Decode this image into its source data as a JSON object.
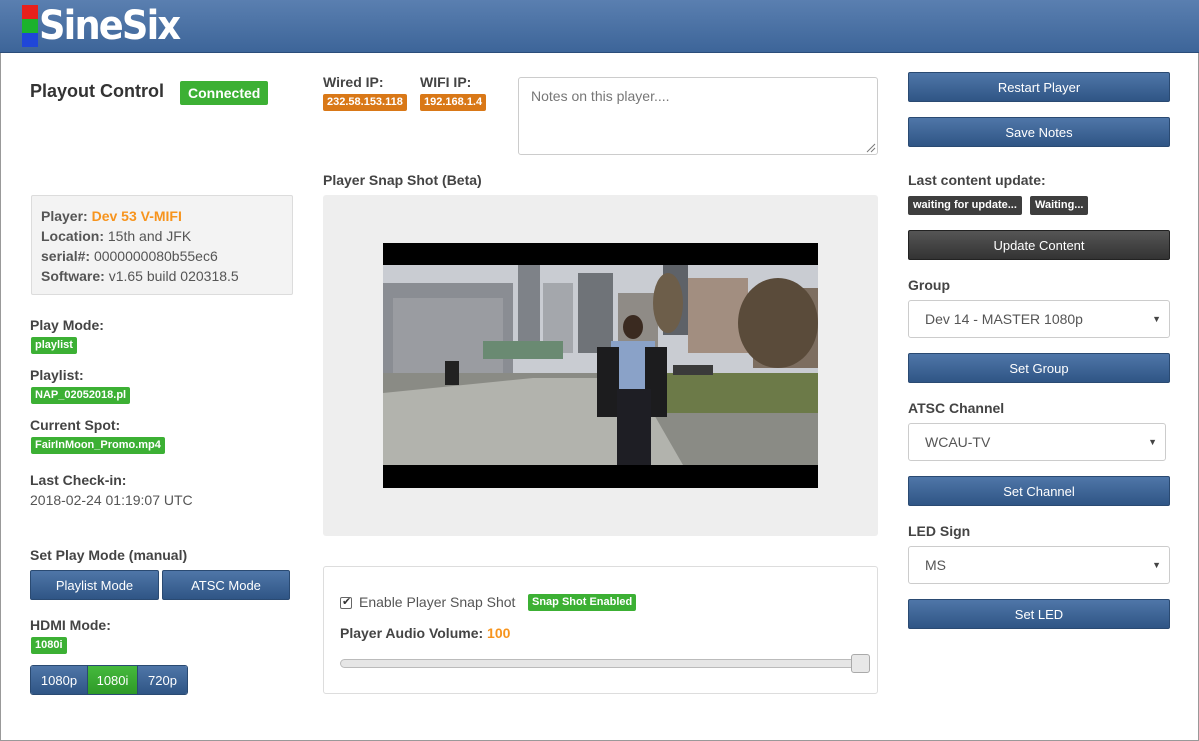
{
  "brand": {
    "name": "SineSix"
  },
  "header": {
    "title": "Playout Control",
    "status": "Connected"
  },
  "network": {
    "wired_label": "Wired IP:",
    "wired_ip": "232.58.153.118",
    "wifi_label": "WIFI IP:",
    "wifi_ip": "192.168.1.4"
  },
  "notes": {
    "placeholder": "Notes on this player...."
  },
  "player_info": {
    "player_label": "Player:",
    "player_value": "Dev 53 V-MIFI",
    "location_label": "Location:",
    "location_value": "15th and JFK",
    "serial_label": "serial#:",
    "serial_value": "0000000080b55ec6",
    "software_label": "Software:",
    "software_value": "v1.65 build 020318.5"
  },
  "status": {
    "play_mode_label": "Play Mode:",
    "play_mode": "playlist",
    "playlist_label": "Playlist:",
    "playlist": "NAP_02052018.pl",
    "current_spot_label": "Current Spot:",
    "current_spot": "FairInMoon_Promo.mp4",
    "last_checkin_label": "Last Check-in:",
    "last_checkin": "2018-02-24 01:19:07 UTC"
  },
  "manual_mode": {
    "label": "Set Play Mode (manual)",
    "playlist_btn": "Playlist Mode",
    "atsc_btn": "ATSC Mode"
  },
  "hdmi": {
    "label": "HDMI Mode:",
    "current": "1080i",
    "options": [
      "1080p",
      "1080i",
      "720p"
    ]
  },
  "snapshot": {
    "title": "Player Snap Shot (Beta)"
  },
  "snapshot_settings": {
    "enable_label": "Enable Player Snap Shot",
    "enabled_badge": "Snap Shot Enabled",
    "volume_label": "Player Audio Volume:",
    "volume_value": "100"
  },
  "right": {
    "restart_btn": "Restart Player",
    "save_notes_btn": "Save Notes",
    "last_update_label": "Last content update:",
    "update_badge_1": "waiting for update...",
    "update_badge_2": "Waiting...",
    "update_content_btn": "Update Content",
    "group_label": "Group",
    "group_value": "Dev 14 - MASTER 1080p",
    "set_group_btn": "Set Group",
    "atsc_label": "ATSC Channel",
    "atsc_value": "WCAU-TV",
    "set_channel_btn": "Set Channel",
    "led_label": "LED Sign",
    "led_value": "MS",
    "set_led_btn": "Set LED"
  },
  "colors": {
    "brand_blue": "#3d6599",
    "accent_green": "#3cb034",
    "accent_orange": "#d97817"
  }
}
▬▬▬▬▬▬
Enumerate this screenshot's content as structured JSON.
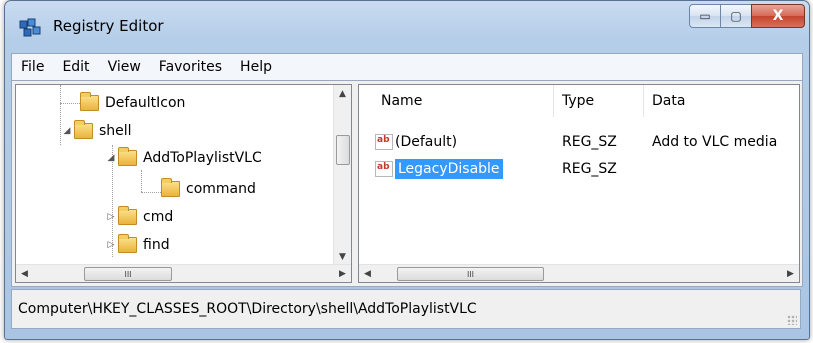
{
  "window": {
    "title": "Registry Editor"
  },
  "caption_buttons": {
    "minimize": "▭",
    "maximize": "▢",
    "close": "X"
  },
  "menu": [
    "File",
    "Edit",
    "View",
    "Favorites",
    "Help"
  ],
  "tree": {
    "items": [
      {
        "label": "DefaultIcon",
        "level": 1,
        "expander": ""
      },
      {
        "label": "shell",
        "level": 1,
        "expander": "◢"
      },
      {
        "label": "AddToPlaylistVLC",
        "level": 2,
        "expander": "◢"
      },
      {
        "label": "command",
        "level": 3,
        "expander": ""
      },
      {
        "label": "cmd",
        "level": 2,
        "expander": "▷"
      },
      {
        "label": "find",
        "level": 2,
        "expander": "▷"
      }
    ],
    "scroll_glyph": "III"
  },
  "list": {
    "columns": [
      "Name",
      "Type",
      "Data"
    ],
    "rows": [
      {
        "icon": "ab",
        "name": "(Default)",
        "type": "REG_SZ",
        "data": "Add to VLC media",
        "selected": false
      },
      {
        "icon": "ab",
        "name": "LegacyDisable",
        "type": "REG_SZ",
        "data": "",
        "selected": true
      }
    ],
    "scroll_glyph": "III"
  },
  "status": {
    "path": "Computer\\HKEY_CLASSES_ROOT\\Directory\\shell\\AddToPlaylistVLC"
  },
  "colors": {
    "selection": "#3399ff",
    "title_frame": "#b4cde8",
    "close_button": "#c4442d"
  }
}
▬▬▬▬▬▬
▶ _Written task_
Extract all lines containing the word "Channel".

▶ _Answer to the exercise_
    "atsc_label": "ATSC Channel",
    "set_channel_btn": "Set Channel",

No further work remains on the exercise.